> _Requirement_
All of the lines below are to be transcribed faithfully, with pictures excluded from the copy.

· · · ·

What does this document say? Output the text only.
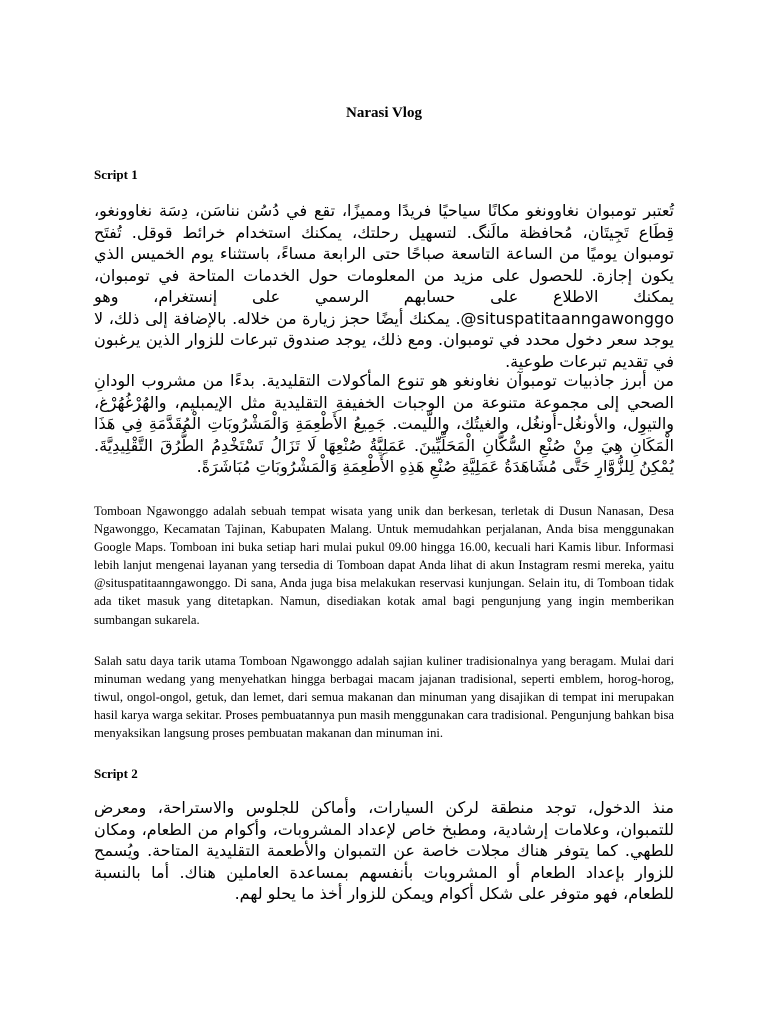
Narasi Vlog
Script 1

تُعتبر تومبوان نغاوونغو مكانًا سياحيًا فريدًا ومميزًا، تقع في دُسُن نناسَن، دِسَة نغاوونغو، قِطَاع تَجِيتَان، مُحافظة مالَنگ. لتسهيل رحلتك، يمكنك استخدام خرائط قوقل. تُفتَح تومبوان يوميًا من الساعة التاسعة صباحًا حتى الرابعة مساءً، باستثناء يوم الخميس الذي يكون إجازة. للحصول على مزيد من المعلومات حول الخدمات المتاحة في تومبوان، يمكنك الاطلاع على حسابهم الرسمي على إنستغرام، وهو ‎@situspatitaanngawonggo‏. يمكنك أيضًا حجز زيارة من خلاله. بالإضافة إلى ذلك، لا يوجد سعر دخول محدد في تومبوان. ومع ذلك، يوجد صندوق تبرعات للزوار الذين يرغبون في تقديم تبرعات طوعية.

من أبرز جاذبيات تومبوآن نغاونغو هو تنوع المأكولات التقليدية. بدءًا من مشروب الودانِ الصحي إلى مجموعة متنوعة من الوجبات الخفيفةِ التقليدية مثل الإيمبليم، والهُرْغُهُرْغ، والتيوِل، والأونغُل-أونغُل، والغيتُك، واللّيمت. جَمِيعُ الأَطْعِمَةِ وَالْمَشْرُوبَاتِ الْمُقَدَّمَةِ فِي هَذَا الْمَكَانِ هِيَ مِنْ صُنْعِ السُّكَّانِ الْمَحَلِّيِّينَ. عَمَلِيَّةُ صُنْعِهَا لَا تَزَالُ تَسْتَخْدِمُ الطُّرُقَ التَّقْلِيدِيَّةَ. يُمْكِنُ لِلزُّوَّارِ حَتَّى مُشَاهَدَةُ عَمَلِيَّةِ صُنْعِ هَذِهِ الأَطْعِمَةِ وَالْمَشْرُوبَاتِ مُبَاشَرَةً.

Tomboan Ngawonggo adalah sebuah tempat wisata yang unik dan berkesan, terletak di Dusun Nanasan, Desa Ngawonggo, Kecamatan Tajinan, Kabupaten Malang. Untuk memudahkan perjalanan, Anda bisa menggunakan Google Maps. Tomboan ini buka setiap hari mulai pukul 09.00 hingga 16.00, kecuali hari Kamis libur. Informasi lebih lanjut mengenai layanan yang tersedia di Tomboan dapat Anda lihat di akun Instagram resmi mereka, yaitu @situspatitaanngawonggo. Di sana, Anda juga bisa melakukan reservasi kunjungan. Selain itu, di Tomboan tidak ada tiket masuk yang ditetapkan. Namun, disediakan kotak amal bagi pengunjung yang ingin memberikan sumbangan sukarela.

Salah satu daya tarik utama Tomboan Ngawonggo adalah sajian kuliner tradisionalnya yang beragam. Mulai dari minuman wedang yang menyehatkan hingga berbagai macam jajanan tradisional, seperti emblem, horog-horog, tiwul, ongol-ongol, getuk, dan lemet, dari semua makanan dan minuman yang disajikan di tempat ini merupakan hasil karya warga sekitar. Proses pembuatannya pun masih menggunakan cara tradisional. Pengunjung bahkan bisa menyaksikan langsung proses pembuatan makanan dan minuman ini.

Script 2

منذ الدخول، توجد منطقة لركن السيارات، وأماكن للجلوس والاستراحة، ومعرض للتمبوان، وعلامات إرشادية، ومطبخ خاص لإعداد المشروبات، وأكوام من الطعام، ومكان للطهي. كما يتوفر هناك مجلات خاصة عن التمبوان والأطعمة التقليدية المتاحة. ويُسمح للزوار بإعداد الطعام أو المشروبات بأنفسهم بمساعدة العاملين هناك. أما بالنسبة للطعام، فهو متوفر على شكل أكوام ويمكن للزوار أخذ ما يحلو لهم.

· · · ·

> _Output of the exercise_
What does this document say? Output the text only.
Narasi Vlog
Script 1

تُعتبر تومبوان نغاوونغو مكانًا سياحيًا فريدًا ومميزًا، تقع في دُسُن نناسَن، دِسَة نغاوونغو، قِطَاع تَجِيتَان، مُحافظة مالَنگ. لتسهيل رحلتك، يمكنك استخدام خرائط قوقل. تُفتَح تومبوان يوميًا من الساعة التاسعة صباحًا حتى الرابعة مساءً، باستثناء يوم الخميس الذي يكون إجازة. للحصول على مزيد من المعلومات حول الخدمات المتاحة في تومبوان، يمكنك الاطلاع على حسابهم الرسمي على إنستغرام، وهو ‎@situspatitaanngawonggo‏. يمكنك أيضًا حجز زيارة من خلاله. بالإضافة إلى ذلك، لا يوجد سعر دخول محدد في تومبوان. ومع ذلك، يوجد صندوق تبرعات للزوار الذين يرغبون في تقديم تبرعات طوعية.

من أبرز جاذبيات تومبوآن نغاونغو هو تنوع المأكولات التقليدية. بدءًا من مشروب الودانِ الصحي إلى مجموعة متنوعة من الوجبات الخفيفةِ التقليدية مثل الإيمبليم، والهُرْغُهُرْغ، والتيوِل، والأونغُل-أونغُل، والغيتُك، واللّيمت. جَمِيعُ الأَطْعِمَةِ وَالْمَشْرُوبَاتِ الْمُقَدَّمَةِ فِي هَذَا الْمَكَانِ هِيَ مِنْ صُنْعِ السُّكَّانِ الْمَحَلِّيِّينَ. عَمَلِيَّةُ صُنْعِهَا لَا تَزَالُ تَسْتَخْدِمُ الطُّرُقَ التَّقْلِيدِيَّةَ. يُمْكِنُ لِلزُّوَّارِ حَتَّى مُشَاهَدَةُ عَمَلِيَّةِ صُنْعِ هَذِهِ الأَطْعِمَةِ وَالْمَشْرُوبَاتِ مُبَاشَرَةً.

Tomboan Ngawonggo adalah sebuah tempat wisata yang unik dan berkesan, terletak di Dusun Nanasan, Desa Ngawonggo, Kecamatan Tajinan, Kabupaten Malang. Untuk memudahkan perjalanan, Anda bisa menggunakan Google Maps. Tomboan ini buka setiap hari mulai pukul 09.00 hingga 16.00, kecuali hari Kamis libur. Informasi lebih lanjut mengenai layanan yang tersedia di Tomboan dapat Anda lihat di akun Instagram resmi mereka, yaitu @situspatitaanngawonggo. Di sana, Anda juga bisa melakukan reservasi kunjungan. Selain itu, di Tomboan tidak ada tiket masuk yang ditetapkan. Namun, disediakan kotak amal bagi pengunjung yang ingin memberikan sumbangan sukarela.

Salah satu daya tarik utama Tomboan Ngawonggo adalah sajian kuliner tradisionalnya yang beragam. Mulai dari minuman wedang yang menyehatkan hingga berbagai macam jajanan tradisional, seperti emblem, horog-horog, tiwul, ongol-ongol, getuk, dan lemet, dari semua makanan dan minuman yang disajikan di tempat ini merupakan hasil karya warga sekitar. Proses pembuatannya pun masih menggunakan cara tradisional. Pengunjung bahkan bisa menyaksikan langsung proses pembuatan makanan dan minuman ini.

Script 2

منذ الدخول، توجد منطقة لركن السيارات، وأماكن للجلوس والاستراحة، ومعرض للتمبوان، وعلامات إرشادية، ومطبخ خاص لإعداد المشروبات، وأكوام من الطعام، ومكان للطهي. كما يتوفر هناك مجلات خاصة عن التمبوان والأطعمة التقليدية المتاحة. ويُسمح للزوار بإعداد الطعام أو المشروبات بأنفسهم بمساعدة العاملين هناك. أما بالنسبة للطعام، فهو متوفر على شكل أكوام ويمكن للزوار أخذ ما يحلو لهم.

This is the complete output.